PROBLEM TO WORK ON >> Reproduce the records word for word, from the first line through the line that contains "cave-tick-label-600: 600 bbox=[664, 677, 681, 688]", including both.

DATA FOR THE TASK >>
- - - - - - -

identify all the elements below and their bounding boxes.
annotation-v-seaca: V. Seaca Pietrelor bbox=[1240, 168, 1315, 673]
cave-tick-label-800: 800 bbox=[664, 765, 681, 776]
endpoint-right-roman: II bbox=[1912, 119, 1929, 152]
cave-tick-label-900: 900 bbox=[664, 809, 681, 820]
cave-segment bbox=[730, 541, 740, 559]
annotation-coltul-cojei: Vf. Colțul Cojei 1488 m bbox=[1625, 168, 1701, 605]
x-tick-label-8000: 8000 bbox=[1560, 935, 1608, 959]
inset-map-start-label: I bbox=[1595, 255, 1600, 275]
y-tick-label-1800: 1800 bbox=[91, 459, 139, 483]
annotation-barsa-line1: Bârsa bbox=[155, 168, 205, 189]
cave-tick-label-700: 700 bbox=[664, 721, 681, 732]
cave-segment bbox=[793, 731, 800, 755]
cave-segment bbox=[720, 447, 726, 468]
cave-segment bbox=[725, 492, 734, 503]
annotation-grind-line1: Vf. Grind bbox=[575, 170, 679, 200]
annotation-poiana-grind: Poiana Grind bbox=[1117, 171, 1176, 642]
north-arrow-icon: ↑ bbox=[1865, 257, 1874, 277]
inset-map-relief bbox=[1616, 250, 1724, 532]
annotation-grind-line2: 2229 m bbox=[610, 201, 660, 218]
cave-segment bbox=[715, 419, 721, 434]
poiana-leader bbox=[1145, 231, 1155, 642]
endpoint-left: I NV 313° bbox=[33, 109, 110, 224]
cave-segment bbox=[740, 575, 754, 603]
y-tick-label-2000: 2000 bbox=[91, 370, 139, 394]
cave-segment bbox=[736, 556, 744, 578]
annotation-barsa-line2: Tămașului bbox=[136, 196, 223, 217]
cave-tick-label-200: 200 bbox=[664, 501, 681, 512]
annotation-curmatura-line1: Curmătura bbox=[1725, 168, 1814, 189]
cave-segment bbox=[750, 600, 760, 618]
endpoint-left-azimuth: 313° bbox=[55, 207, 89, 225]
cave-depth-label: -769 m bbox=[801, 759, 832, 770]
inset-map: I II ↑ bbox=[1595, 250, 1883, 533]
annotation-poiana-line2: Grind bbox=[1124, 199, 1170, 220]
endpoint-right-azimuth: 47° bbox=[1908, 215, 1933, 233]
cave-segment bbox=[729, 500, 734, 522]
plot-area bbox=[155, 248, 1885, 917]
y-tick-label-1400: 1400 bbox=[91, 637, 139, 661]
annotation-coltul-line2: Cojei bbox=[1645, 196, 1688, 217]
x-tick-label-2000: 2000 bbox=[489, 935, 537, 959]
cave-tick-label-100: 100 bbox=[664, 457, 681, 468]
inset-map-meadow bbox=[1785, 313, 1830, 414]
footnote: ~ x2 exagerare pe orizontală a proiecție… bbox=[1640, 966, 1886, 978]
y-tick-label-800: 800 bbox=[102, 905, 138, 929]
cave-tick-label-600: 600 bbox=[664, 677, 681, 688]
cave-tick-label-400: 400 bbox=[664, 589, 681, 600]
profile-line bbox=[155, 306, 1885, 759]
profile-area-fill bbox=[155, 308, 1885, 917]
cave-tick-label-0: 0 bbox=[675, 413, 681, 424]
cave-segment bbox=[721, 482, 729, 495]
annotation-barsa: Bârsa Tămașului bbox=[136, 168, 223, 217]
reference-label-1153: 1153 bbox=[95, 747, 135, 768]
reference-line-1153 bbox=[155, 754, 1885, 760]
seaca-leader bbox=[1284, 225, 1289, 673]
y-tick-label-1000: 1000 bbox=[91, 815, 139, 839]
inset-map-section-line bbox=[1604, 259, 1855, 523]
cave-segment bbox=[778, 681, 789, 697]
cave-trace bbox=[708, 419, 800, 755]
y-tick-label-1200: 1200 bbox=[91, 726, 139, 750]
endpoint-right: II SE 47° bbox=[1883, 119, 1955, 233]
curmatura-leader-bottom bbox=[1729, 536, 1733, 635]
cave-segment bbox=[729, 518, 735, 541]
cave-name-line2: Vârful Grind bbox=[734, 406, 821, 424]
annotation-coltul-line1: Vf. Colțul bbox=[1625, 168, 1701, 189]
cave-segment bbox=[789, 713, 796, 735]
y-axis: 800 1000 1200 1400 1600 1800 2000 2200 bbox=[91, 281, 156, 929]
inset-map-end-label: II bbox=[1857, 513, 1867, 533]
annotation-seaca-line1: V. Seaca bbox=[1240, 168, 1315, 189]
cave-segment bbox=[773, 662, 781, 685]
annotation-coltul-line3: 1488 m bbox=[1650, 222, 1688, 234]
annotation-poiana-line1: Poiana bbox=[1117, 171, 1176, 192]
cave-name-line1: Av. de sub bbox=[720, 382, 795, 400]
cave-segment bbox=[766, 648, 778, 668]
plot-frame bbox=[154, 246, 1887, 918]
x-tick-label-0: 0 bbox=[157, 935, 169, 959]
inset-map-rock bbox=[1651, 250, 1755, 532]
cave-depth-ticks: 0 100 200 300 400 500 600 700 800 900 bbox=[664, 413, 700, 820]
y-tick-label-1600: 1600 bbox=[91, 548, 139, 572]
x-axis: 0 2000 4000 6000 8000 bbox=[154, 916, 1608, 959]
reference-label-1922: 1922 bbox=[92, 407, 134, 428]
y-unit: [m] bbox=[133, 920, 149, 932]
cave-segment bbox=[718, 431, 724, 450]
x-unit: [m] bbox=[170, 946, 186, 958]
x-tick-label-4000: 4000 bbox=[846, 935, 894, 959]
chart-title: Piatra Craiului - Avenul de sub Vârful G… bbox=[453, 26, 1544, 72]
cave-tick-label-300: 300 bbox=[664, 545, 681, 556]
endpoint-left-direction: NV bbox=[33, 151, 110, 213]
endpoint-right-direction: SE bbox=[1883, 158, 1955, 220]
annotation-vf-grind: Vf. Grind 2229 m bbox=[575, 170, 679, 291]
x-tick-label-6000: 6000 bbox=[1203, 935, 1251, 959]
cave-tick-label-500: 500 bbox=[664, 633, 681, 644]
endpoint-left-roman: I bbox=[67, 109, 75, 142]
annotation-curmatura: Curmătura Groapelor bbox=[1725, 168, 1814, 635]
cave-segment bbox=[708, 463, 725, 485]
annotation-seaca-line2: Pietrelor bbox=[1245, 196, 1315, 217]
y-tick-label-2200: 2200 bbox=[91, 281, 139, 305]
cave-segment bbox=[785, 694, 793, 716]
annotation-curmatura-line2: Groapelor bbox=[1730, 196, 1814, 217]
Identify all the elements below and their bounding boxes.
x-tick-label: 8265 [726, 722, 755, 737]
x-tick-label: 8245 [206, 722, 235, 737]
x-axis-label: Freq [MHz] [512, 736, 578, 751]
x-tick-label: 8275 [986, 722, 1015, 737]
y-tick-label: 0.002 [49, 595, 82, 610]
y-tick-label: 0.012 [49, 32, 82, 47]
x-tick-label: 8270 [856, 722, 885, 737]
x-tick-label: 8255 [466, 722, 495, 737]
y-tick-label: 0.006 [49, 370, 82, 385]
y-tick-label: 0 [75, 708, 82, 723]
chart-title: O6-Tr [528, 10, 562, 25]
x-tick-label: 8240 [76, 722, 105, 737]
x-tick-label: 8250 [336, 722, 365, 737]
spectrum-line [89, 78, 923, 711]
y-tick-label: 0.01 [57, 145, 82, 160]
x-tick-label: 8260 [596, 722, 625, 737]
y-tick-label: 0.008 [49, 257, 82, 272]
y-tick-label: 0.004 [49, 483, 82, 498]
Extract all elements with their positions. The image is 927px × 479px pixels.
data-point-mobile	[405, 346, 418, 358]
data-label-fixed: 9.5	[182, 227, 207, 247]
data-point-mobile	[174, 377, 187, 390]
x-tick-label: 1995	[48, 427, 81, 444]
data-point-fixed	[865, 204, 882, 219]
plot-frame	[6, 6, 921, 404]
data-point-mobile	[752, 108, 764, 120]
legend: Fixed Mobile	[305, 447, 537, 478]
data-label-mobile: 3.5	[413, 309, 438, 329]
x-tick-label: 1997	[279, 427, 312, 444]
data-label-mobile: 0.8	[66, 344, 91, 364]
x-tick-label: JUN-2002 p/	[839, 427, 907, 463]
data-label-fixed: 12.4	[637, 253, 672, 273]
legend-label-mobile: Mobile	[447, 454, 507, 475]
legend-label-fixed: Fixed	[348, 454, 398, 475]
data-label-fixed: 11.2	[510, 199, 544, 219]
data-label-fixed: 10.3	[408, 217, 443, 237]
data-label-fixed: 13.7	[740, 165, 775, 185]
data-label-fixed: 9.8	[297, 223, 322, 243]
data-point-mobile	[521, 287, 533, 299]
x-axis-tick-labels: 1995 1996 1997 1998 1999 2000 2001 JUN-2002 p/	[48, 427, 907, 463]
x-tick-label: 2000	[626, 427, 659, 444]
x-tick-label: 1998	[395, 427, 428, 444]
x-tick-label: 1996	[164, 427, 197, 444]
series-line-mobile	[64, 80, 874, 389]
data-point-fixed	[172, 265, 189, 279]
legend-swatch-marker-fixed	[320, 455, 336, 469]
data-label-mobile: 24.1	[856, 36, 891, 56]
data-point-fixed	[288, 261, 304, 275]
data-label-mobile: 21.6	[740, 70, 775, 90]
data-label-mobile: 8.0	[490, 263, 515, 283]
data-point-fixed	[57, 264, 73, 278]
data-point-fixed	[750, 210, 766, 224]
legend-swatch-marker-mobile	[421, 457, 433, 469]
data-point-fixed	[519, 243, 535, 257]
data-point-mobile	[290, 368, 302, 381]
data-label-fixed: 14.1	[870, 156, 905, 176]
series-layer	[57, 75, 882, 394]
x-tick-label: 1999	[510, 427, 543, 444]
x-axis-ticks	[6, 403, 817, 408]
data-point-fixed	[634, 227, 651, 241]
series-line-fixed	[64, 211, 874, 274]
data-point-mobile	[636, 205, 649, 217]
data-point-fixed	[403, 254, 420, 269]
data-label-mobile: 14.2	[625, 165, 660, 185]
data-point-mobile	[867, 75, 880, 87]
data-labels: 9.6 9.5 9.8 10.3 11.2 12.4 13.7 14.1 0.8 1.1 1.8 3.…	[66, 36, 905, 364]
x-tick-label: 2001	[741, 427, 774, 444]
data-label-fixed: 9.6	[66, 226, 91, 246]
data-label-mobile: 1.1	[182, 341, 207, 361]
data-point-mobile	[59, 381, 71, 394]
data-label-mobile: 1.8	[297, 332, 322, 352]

- - - - - - -

EXPECTED ANSWER >>
identify all the elements below and their bounding boxes.
annotation-v-seaca: V. Seaca Pietrelor bbox=[1240, 168, 1315, 673]
cave-tick-label-800: 800 bbox=[664, 765, 681, 776]
endpoint-right-roman: II bbox=[1912, 119, 1929, 152]
cave-tick-label-900: 900 bbox=[664, 809, 681, 820]
cave-segment bbox=[730, 541, 740, 559]
annotation-coltul-cojei: Vf. Colțul Cojei 1488 m bbox=[1625, 168, 1701, 605]
x-tick-label-8000: 8000 bbox=[1560, 935, 1608, 959]
inset-map-start-label: I bbox=[1595, 255, 1600, 275]
y-tick-label-1800: 1800 bbox=[91, 459, 139, 483]
annotation-barsa-line1: Bârsa bbox=[155, 168, 205, 189]
cave-tick-label-700: 700 bbox=[664, 721, 681, 732]
cave-segment bbox=[793, 731, 800, 755]
cave-segment bbox=[720, 447, 726, 468]
cave-segment bbox=[725, 492, 734, 503]
annotation-grind-line1: Vf. Grind bbox=[575, 170, 679, 200]
annotation-poiana-grind: Poiana Grind bbox=[1117, 171, 1176, 642]
north-arrow-icon: ↑ bbox=[1865, 257, 1874, 277]
inset-map-relief bbox=[1616, 250, 1724, 532]
annotation-grind-line2: 2229 m bbox=[610, 201, 660, 218]
cave-segment bbox=[715, 419, 721, 434]
poiana-leader bbox=[1145, 231, 1155, 642]
endpoint-left: I NV 313° bbox=[33, 109, 110, 224]
cave-segment bbox=[740, 575, 754, 603]
y-tick-label-2000: 2000 bbox=[91, 370, 139, 394]
cave-segment bbox=[736, 556, 744, 578]
annotation-barsa-line2: Tămașului bbox=[136, 196, 223, 217]
cave-tick-label-200: 200 bbox=[664, 501, 681, 512]
annotation-curmatura-line1: Curmătura bbox=[1725, 168, 1814, 189]
cave-segment bbox=[750, 600, 760, 618]
endpoint-left-azimuth: 313° bbox=[55, 207, 89, 225]
cave-depth-label: -769 m bbox=[801, 759, 832, 770]
inset-map: I II ↑ bbox=[1595, 250, 1883, 533]
annotation-poiana-line2: Grind bbox=[1124, 199, 1170, 220]
endpoint-right-azimuth: 47° bbox=[1908, 215, 1933, 233]
cave-segment bbox=[729, 500, 734, 522]
plot-area bbox=[155, 248, 1885, 917]
y-tick-label-1400: 1400 bbox=[91, 637, 139, 661]
annotation-coltul-line2: Cojei bbox=[1645, 196, 1688, 217]
x-tick-label-2000: 2000 bbox=[489, 935, 537, 959]
cave-tick-label-100: 100 bbox=[664, 457, 681, 468]
inset-map-meadow bbox=[1785, 313, 1830, 414]
footnote: ~ x2 exagerare pe orizontală a proiecție… bbox=[1640, 966, 1886, 978]
y-tick-label-800: 800 bbox=[102, 905, 138, 929]
cave-tick-label-600: 600 bbox=[664, 677, 681, 688]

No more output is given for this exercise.